◆ What to produce ◆
Below is some material; set it all down exactly, apart from the pictures.

Data entries:
--

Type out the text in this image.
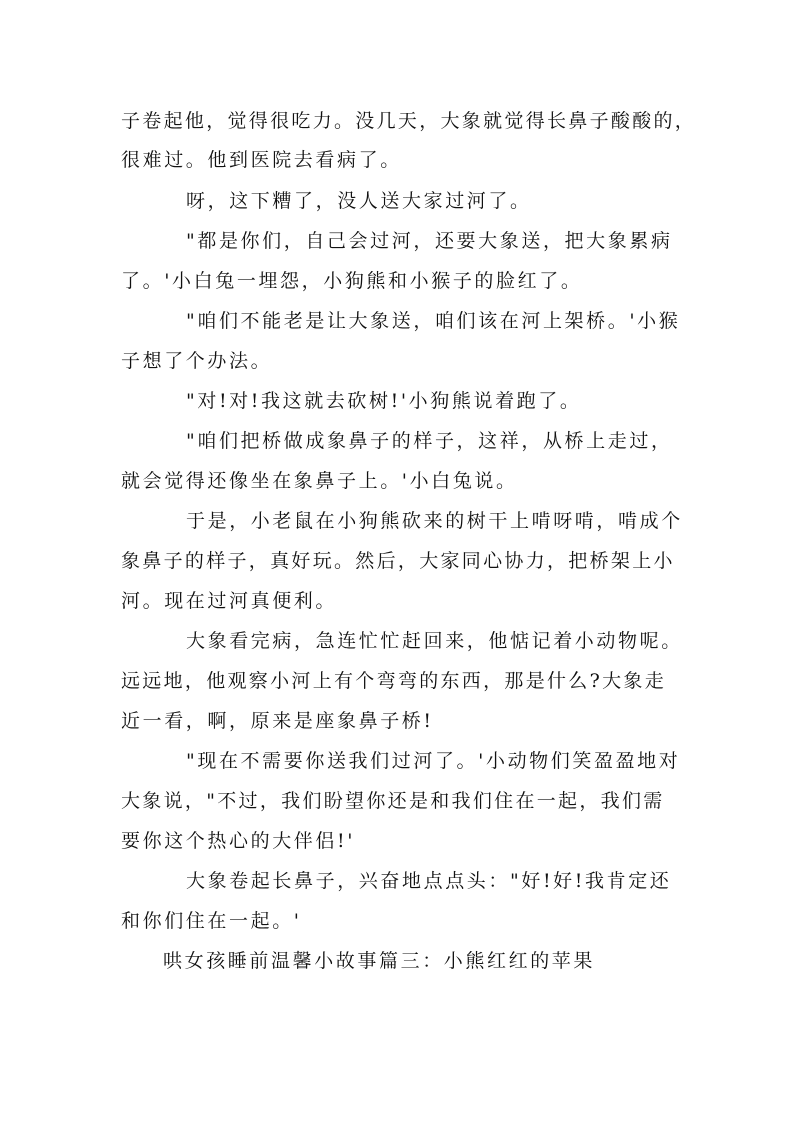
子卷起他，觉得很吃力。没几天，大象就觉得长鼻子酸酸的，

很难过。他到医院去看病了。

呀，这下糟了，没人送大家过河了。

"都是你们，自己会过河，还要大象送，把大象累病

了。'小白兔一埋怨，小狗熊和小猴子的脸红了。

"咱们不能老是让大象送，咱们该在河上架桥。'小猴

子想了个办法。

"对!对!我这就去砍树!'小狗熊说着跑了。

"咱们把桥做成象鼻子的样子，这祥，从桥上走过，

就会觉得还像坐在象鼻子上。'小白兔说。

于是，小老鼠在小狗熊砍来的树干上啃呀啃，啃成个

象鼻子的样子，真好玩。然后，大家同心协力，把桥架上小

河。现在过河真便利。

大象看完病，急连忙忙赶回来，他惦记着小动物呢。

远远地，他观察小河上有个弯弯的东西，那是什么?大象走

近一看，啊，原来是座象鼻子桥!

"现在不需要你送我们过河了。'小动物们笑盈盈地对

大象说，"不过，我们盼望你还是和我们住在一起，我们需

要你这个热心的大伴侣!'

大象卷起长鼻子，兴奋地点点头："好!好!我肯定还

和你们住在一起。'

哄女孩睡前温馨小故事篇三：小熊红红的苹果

--

◆ Output for this exercise ◆
Type out the text in this image.
子卷起他，觉得很吃力。没几天，大象就觉得长鼻子酸酸的，

很难过。他到医院去看病了。

呀，这下糟了，没人送大家过河了。

"都是你们，自己会过河，还要大象送，把大象累病

了。'小白兔一埋怨，小狗熊和小猴子的脸红了。

"咱们不能老是让大象送，咱们该在河上架桥。'小猴

子想了个办法。

"对!对!我这就去砍树!'小狗熊说着跑了。

"咱们把桥做成象鼻子的样子，这祥，从桥上走过，

就会觉得还像坐在象鼻子上。'小白兔说。

于是，小老鼠在小狗熊砍来的树干上啃呀啃，啃成个

象鼻子的样子，真好玩。然后，大家同心协力，把桥架上小

河。现在过河真便利。

大象看完病，急连忙忙赶回来，他惦记着小动物呢。

远远地，他观察小河上有个弯弯的东西，那是什么?大象走

近一看，啊，原来是座象鼻子桥!

"现在不需要你送我们过河了。'小动物们笑盈盈地对

大象说，"不过，我们盼望你还是和我们住在一起，我们需

要你这个热心的大伴侣!'

大象卷起长鼻子，兴奋地点点头："好!好!我肯定还

和你们住在一起。'

哄女孩睡前温馨小故事篇三：小熊红红的苹果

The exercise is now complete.